[WHAT NEEDS TO BE DONE]: Extract the lines running from the start of the collected data through the line that contains "menu-item-view[interactable]: 表示: [63, 195, 373, 241]", with both ends included, and reproduce them without any change.

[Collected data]
## BEGIN
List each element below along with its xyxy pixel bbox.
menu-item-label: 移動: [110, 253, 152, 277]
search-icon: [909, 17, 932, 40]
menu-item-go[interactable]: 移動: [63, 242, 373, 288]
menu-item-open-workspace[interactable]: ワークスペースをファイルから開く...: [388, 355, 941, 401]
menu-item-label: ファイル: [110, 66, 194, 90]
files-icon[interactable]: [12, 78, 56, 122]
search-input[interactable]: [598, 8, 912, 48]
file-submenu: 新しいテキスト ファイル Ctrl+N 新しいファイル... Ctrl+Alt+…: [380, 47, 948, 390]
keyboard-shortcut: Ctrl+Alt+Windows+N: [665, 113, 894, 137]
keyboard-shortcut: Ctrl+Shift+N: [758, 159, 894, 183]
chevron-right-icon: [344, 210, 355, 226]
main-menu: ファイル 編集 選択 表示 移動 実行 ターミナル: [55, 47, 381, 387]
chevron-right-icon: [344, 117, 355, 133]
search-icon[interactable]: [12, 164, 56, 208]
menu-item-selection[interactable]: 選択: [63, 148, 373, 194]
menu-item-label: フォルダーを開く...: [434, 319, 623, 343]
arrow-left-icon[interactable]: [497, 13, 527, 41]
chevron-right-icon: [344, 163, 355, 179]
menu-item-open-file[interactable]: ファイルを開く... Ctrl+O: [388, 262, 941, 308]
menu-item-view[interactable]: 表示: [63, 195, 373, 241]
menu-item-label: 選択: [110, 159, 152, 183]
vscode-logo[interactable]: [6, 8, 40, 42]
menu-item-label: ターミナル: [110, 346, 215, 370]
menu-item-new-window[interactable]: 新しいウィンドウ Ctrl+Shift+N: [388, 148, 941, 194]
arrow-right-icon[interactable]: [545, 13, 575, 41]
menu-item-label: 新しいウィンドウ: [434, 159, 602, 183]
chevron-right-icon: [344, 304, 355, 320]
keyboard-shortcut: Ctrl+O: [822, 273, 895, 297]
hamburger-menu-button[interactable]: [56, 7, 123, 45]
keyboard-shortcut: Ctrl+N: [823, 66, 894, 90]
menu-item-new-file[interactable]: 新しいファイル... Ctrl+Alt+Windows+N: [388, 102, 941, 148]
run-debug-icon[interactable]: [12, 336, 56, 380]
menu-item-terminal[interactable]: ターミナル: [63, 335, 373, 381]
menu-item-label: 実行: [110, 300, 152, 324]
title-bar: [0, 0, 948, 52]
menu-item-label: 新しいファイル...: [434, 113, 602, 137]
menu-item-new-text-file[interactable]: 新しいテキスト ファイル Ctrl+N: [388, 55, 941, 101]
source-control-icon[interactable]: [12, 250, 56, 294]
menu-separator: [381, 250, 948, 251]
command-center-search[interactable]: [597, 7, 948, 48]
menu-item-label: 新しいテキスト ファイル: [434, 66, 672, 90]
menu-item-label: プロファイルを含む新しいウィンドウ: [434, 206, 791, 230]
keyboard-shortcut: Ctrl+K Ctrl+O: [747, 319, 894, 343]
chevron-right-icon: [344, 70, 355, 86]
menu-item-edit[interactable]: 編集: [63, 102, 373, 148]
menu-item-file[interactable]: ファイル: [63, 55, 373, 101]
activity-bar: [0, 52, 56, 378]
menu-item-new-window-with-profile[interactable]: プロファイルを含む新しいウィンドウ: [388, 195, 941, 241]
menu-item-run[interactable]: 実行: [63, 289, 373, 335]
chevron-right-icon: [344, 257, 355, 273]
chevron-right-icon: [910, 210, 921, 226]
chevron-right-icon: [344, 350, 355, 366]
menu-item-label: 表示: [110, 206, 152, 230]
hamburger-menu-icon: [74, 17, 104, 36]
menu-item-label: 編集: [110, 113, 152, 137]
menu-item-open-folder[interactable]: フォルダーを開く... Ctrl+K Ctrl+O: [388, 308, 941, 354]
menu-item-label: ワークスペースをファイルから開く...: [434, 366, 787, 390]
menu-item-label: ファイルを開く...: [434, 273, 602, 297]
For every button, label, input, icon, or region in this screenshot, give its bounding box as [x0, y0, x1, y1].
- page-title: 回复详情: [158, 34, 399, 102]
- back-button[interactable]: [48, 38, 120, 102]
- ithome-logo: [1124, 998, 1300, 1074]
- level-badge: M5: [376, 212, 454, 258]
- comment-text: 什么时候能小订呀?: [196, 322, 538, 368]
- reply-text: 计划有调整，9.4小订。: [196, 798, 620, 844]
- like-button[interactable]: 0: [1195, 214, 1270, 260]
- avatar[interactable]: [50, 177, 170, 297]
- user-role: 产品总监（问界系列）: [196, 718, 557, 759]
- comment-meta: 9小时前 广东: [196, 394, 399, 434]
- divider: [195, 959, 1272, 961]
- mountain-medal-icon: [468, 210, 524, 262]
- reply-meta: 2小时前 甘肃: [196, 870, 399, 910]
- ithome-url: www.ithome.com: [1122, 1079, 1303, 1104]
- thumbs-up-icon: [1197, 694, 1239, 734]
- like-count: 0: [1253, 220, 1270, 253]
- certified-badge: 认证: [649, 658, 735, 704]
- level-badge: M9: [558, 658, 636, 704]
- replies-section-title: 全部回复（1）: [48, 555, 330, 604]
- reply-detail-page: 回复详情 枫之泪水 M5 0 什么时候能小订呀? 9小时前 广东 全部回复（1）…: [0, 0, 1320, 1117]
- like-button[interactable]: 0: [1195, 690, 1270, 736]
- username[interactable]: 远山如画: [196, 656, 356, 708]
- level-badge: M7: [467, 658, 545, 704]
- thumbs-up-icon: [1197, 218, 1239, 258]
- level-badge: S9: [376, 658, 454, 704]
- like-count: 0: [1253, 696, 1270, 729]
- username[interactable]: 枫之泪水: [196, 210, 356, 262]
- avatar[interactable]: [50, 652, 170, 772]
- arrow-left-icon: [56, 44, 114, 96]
## END
[WRITTEN ANSWER]:
List each element below along with its xyxy pixel bbox.
menu-item-label: 移動: [110, 253, 152, 277]
search-icon: [909, 17, 932, 40]
menu-item-go[interactable]: 移動: [63, 242, 373, 288]
menu-item-open-workspace[interactable]: ワークスペースをファイルから開く...: [388, 355, 941, 401]
menu-item-label: ファイル: [110, 66, 194, 90]
files-icon[interactable]: [12, 78, 56, 122]
search-input[interactable]: [598, 8, 912, 48]
file-submenu: 新しいテキスト ファイル Ctrl+N 新しいファイル... Ctrl+Alt+…: [380, 47, 948, 390]
keyboard-shortcut: Ctrl+Alt+Windows+N: [665, 113, 894, 137]
keyboard-shortcut: Ctrl+Shift+N: [758, 159, 894, 183]
chevron-right-icon: [344, 210, 355, 226]
main-menu: ファイル 編集 選択 表示 移動 実行 ターミナル: [55, 47, 381, 387]
chevron-right-icon: [344, 117, 355, 133]
search-icon[interactable]: [12, 164, 56, 208]
menu-item-selection[interactable]: 選択: [63, 148, 373, 194]
menu-item-label: フォルダーを開く...: [434, 319, 623, 343]
arrow-left-icon[interactable]: [497, 13, 527, 41]
chevron-right-icon: [344, 163, 355, 179]
menu-item-open-file[interactable]: ファイルを開く... Ctrl+O: [388, 262, 941, 308]
menu-item-view[interactable]: 表示: [63, 195, 373, 241]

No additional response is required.